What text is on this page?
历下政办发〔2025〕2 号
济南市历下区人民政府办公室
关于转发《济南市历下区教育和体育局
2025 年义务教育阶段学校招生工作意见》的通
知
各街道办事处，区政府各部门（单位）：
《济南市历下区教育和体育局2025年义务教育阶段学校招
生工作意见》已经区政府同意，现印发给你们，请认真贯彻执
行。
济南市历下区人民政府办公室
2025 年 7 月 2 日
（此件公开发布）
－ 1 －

(Exercise brief) Extract all the material, leaving every line as it is.

(Completed exercise)
What text is on this page?
历下政办发〔2025〕2 号
济南市历下区人民政府办公室
关于转发《济南市历下区教育和体育局
2025 年义务教育阶段学校招生工作意见》的通
知
各街道办事处，区政府各部门（单位）：
《济南市历下区教育和体育局2025年义务教育阶段学校招
生工作意见》已经区政府同意，现印发给你们，请认真贯彻执
行。
济南市历下区人民政府办公室
2025 年 7 月 2 日
（此件公开发布）
－ 1 －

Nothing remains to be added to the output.